**What is being asked:** Every line containing the word "down" needs to be found and copied.

Stored data
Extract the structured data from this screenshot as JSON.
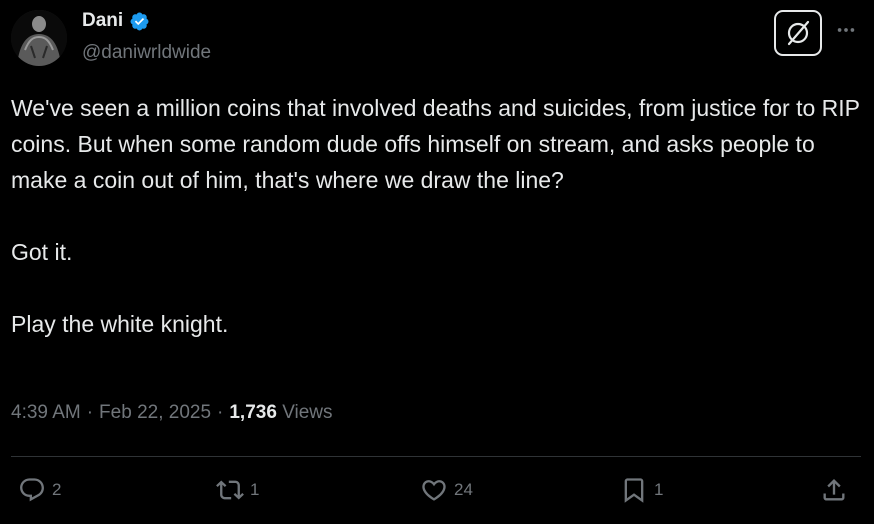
{
  "author": {
    "display_name": "Dani",
    "handle": "@daniwrldwide",
    "verified": true
  },
  "tweet": {
    "paragraphs": [
      "We've seen a million coins that involved deaths and suicides, from justice for to RIP coins. But when some random dude offs himself on stream, and asks people to make a coin out of him, that's where we draw the line?",
      "Got it.",
      "Play the white knight."
    ]
  },
  "meta": {
    "time": "4:39 AM",
    "separator": "·",
    "date": "Feb 22, 2025",
    "views_count": "1,736",
    "views_label": "Views"
  },
  "actions": {
    "replies": "2",
    "reposts": "1",
    "likes": "24",
    "bookmarks": "1"
  },
  "icons": {
    "more": "more-dots-icon",
    "grok": "grok-icon",
    "reply": "reply-icon",
    "repost": "repost-icon",
    "like": "heart-icon",
    "bookmark": "bookmark-icon",
    "share": "share-icon"
  },
  "colors": {
    "background": "#000000",
    "text": "#e7e9ea",
    "secondary": "#71767b",
    "verified": "#1d9bf0",
    "divider": "#2f3336"
  }
}
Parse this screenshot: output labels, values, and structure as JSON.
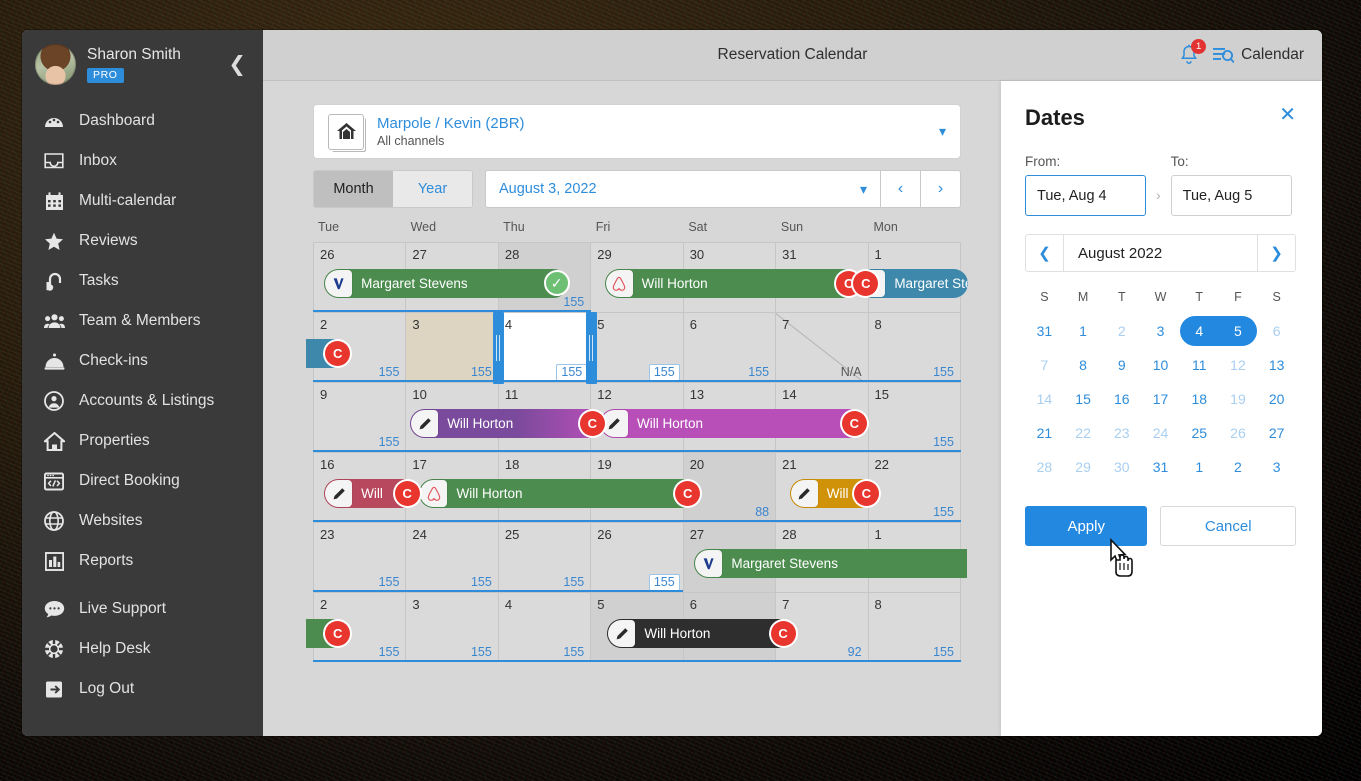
{
  "sidebar": {
    "user": {
      "name": "Sharon Smith",
      "badge": "PRO"
    },
    "collapse_icon": "chevron-left-icon",
    "items": [
      {
        "label": "Dashboard",
        "icon": "dashboard-icon"
      },
      {
        "label": "Inbox",
        "icon": "inbox-icon"
      },
      {
        "label": "Multi-calendar",
        "icon": "calendar-icon"
      },
      {
        "label": "Reviews",
        "icon": "star-icon"
      },
      {
        "label": "Tasks",
        "icon": "vacuum-icon"
      },
      {
        "label": "Team & Members",
        "icon": "people-icon"
      },
      {
        "label": "Check-ins",
        "icon": "bell-desk-icon"
      },
      {
        "label": "Accounts & Listings",
        "icon": "user-circle-icon"
      },
      {
        "label": "Properties",
        "icon": "home-icon"
      },
      {
        "label": "Direct Booking",
        "icon": "code-window-icon"
      },
      {
        "label": "Websites",
        "icon": "globe-icon"
      },
      {
        "label": "Reports",
        "icon": "bar-chart-icon"
      },
      {
        "label": "Live Support",
        "icon": "chat-icon"
      },
      {
        "label": "Help Desk",
        "icon": "lifebuoy-icon"
      },
      {
        "label": "Log Out",
        "icon": "logout-icon"
      }
    ]
  },
  "topbar": {
    "title": "Reservation Calendar",
    "notifications": {
      "icon": "bell-icon",
      "count": "1"
    },
    "calendar_button": {
      "label": "Calendar",
      "icon": "list-search-icon"
    }
  },
  "property": {
    "icon": "home-stack-icon",
    "name": "Marpole / Kevin (2BR)",
    "channels": "All channels",
    "caret_icon": "chevron-down-icon"
  },
  "toolbar": {
    "view_month": "Month",
    "view_year": "Year",
    "active_view": "Month",
    "date_value": "August 3, 2022",
    "date_caret_icon": "chevron-down-icon",
    "prev_icon": "chevron-left-icon",
    "next_icon": "chevron-right-icon"
  },
  "calendar": {
    "day_headers": [
      "Tue",
      "Wed",
      "Thu",
      "Fri",
      "Sat",
      "Sun",
      "Mon"
    ],
    "weeks": [
      {
        "days": [
          {
            "num": "26",
            "price": ""
          },
          {
            "num": "27",
            "price": ""
          },
          {
            "num": "28",
            "price": "155",
            "shade": "dim"
          },
          {
            "num": "29",
            "price": ""
          },
          {
            "num": "30",
            "price": ""
          },
          {
            "num": "31",
            "price": ""
          },
          {
            "num": "1",
            "price": ""
          }
        ]
      },
      {
        "days": [
          {
            "num": "2",
            "price": "155"
          },
          {
            "num": "3",
            "price": "155",
            "shade": "beige"
          },
          {
            "num": "4",
            "price": "155",
            "shade": "white",
            "price_boxed": true
          },
          {
            "num": "5",
            "price": "155",
            "price_boxed": true
          },
          {
            "num": "6",
            "price": "155"
          },
          {
            "num": "7",
            "price": "N/A",
            "na": true,
            "diagonal": true
          },
          {
            "num": "8",
            "price": "155"
          }
        ]
      },
      {
        "days": [
          {
            "num": "9",
            "price": "155"
          },
          {
            "num": "10",
            "price": ""
          },
          {
            "num": "11",
            "price": ""
          },
          {
            "num": "12",
            "price": ""
          },
          {
            "num": "13",
            "price": ""
          },
          {
            "num": "14",
            "price": ""
          },
          {
            "num": "15",
            "price": "155"
          }
        ]
      },
      {
        "days": [
          {
            "num": "16",
            "price": ""
          },
          {
            "num": "17",
            "price": ""
          },
          {
            "num": "18",
            "price": ""
          },
          {
            "num": "19",
            "price": ""
          },
          {
            "num": "20",
            "price": "88",
            "shade": "dim"
          },
          {
            "num": "21",
            "price": ""
          },
          {
            "num": "22",
            "price": "155"
          }
        ]
      },
      {
        "days": [
          {
            "num": "23",
            "price": "155"
          },
          {
            "num": "24",
            "price": "155"
          },
          {
            "num": "25",
            "price": "155"
          },
          {
            "num": "26",
            "price": "155",
            "price_boxed": true
          },
          {
            "num": "27",
            "price": "",
            "shade": "dim"
          },
          {
            "num": "28",
            "price": ""
          },
          {
            "num": "1",
            "price": ""
          }
        ]
      },
      {
        "days": [
          {
            "num": "2",
            "price": "155"
          },
          {
            "num": "3",
            "price": "155"
          },
          {
            "num": "4",
            "price": "155"
          },
          {
            "num": "5",
            "price": "",
            "shade": "dim"
          },
          {
            "num": "6",
            "price": "",
            "shade": "dim"
          },
          {
            "num": "7",
            "price": "92"
          },
          {
            "num": "8",
            "price": "155"
          }
        ]
      }
    ],
    "bookings": [
      {
        "guest": "Margaret Stevens",
        "color": "#4c8c4f",
        "icon": "vrbo-icon",
        "week": 0,
        "start": 0.12,
        "span": 2.63,
        "end_marker": "check",
        "label": "Margaret Stevens"
      },
      {
        "guest": "Will Horton",
        "color": "#4c8c4f",
        "icon": "airbnb-icon",
        "week": 0,
        "start": 3.15,
        "span": 2.74,
        "end_marker": "c",
        "label": "Will Horton"
      },
      {
        "guest": "Margaret Stevens",
        "color": "#3d88ab",
        "icon": "c-marker",
        "week": 0,
        "start": 5.88,
        "span": 1.2,
        "end_marker": "",
        "label": "Margaret Stevens"
      },
      {
        "guest": "Margaret Stevens",
        "color": "#3d88ab",
        "icon": "",
        "week": 1,
        "start": -0.08,
        "span": 0.45,
        "end_marker": "c",
        "label": ""
      },
      {
        "guest": "Will Horton",
        "color": "#7a4a9c",
        "color2": "#b84fb8",
        "icon": "pencil-icon",
        "week": 2,
        "start": 1.05,
        "span": 2.07,
        "end_marker": "c",
        "label": "Will Horton"
      },
      {
        "guest": "Will Horton",
        "color": "#b84fb8",
        "icon": "pencil-icon",
        "week": 2,
        "start": 3.1,
        "span": 2.85,
        "end_marker": "c",
        "label": "Will Horton"
      },
      {
        "guest": "Will",
        "color": "#b8485e",
        "icon": "pencil-icon",
        "week": 3,
        "start": 0.12,
        "span": 1.0,
        "end_marker": "c",
        "label": "Will"
      },
      {
        "guest": "Will Horton",
        "color": "#4c8c4f",
        "icon": "airbnb-icon",
        "week": 3,
        "start": 1.15,
        "span": 3.0,
        "end_marker": "c",
        "label": "Will Horton"
      },
      {
        "guest": "Will",
        "color": "#d09208",
        "icon": "pencil-icon",
        "week": 3,
        "start": 5.15,
        "span": 0.93,
        "end_marker": "c",
        "label": "Will"
      },
      {
        "guest": "Margaret Stevens",
        "color": "#4c8c4f",
        "icon": "vrbo-icon",
        "week": 4,
        "start": 4.12,
        "span": 2.95,
        "end_marker": "",
        "label": "Margaret Stevens",
        "square_end": true
      },
      {
        "guest": "Margaret Stevens",
        "color": "#4c8c4f",
        "icon": "",
        "week": 5,
        "start": -0.08,
        "span": 0.45,
        "end_marker": "c",
        "label": ""
      },
      {
        "guest": "Will Horton",
        "color": "#2e2e2e",
        "icon": "pencil-icon",
        "week": 5,
        "start": 3.18,
        "span": 2.0,
        "end_marker": "c",
        "label": "Will Horton"
      }
    ],
    "selection": {
      "from_col": 2,
      "to_col": 3,
      "week": 1
    }
  },
  "dates_panel": {
    "title": "Dates",
    "close_icon": "close-icon",
    "from_label": "From:",
    "to_label": "To:",
    "from_value": "Tue, Aug 4",
    "to_value": "Tue, Aug 5",
    "arrow_icon": "chevron-right-icon",
    "mini": {
      "prev_icon": "chevron-left-icon",
      "next_icon": "chevron-right-icon",
      "month": "August 2022",
      "dow": [
        "S",
        "M",
        "T",
        "W",
        "T",
        "F",
        "S"
      ],
      "rows": [
        [
          {
            "d": "31"
          },
          {
            "d": "1"
          },
          {
            "d": "2",
            "mute": true
          },
          {
            "d": "3"
          },
          {
            "d": "4",
            "sel": true
          },
          {
            "d": "5",
            "sel": true
          },
          {
            "d": "6",
            "mute": true
          }
        ],
        [
          {
            "d": "7",
            "mute": true
          },
          {
            "d": "8"
          },
          {
            "d": "9"
          },
          {
            "d": "10"
          },
          {
            "d": "11"
          },
          {
            "d": "12",
            "mute": true
          },
          {
            "d": "13"
          }
        ],
        [
          {
            "d": "14",
            "mute": true
          },
          {
            "d": "15"
          },
          {
            "d": "16"
          },
          {
            "d": "17"
          },
          {
            "d": "18"
          },
          {
            "d": "19",
            "mute": true
          },
          {
            "d": "20"
          }
        ],
        [
          {
            "d": "21"
          },
          {
            "d": "22",
            "mute": true
          },
          {
            "d": "23",
            "mute": true
          },
          {
            "d": "24",
            "mute": true
          },
          {
            "d": "25"
          },
          {
            "d": "26",
            "mute": true
          },
          {
            "d": "27"
          }
        ],
        [
          {
            "d": "28",
            "mute": true
          },
          {
            "d": "29",
            "mute": true
          },
          {
            "d": "30",
            "mute": true
          },
          {
            "d": "31"
          },
          {
            "d": "1"
          },
          {
            "d": "2"
          },
          {
            "d": "3"
          }
        ]
      ]
    },
    "apply_label": "Apply",
    "cancel_label": "Cancel"
  },
  "colors": {
    "accent": "#2388e0",
    "sidebar_bg": "#3a3a3a",
    "marker_red": "#e8352e",
    "green": "#4c8c4f"
  }
}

**Answer to the problem:**
    "caret_icon": "chevron-down-icon"
    "date_caret_icon": "chevron-down-icon",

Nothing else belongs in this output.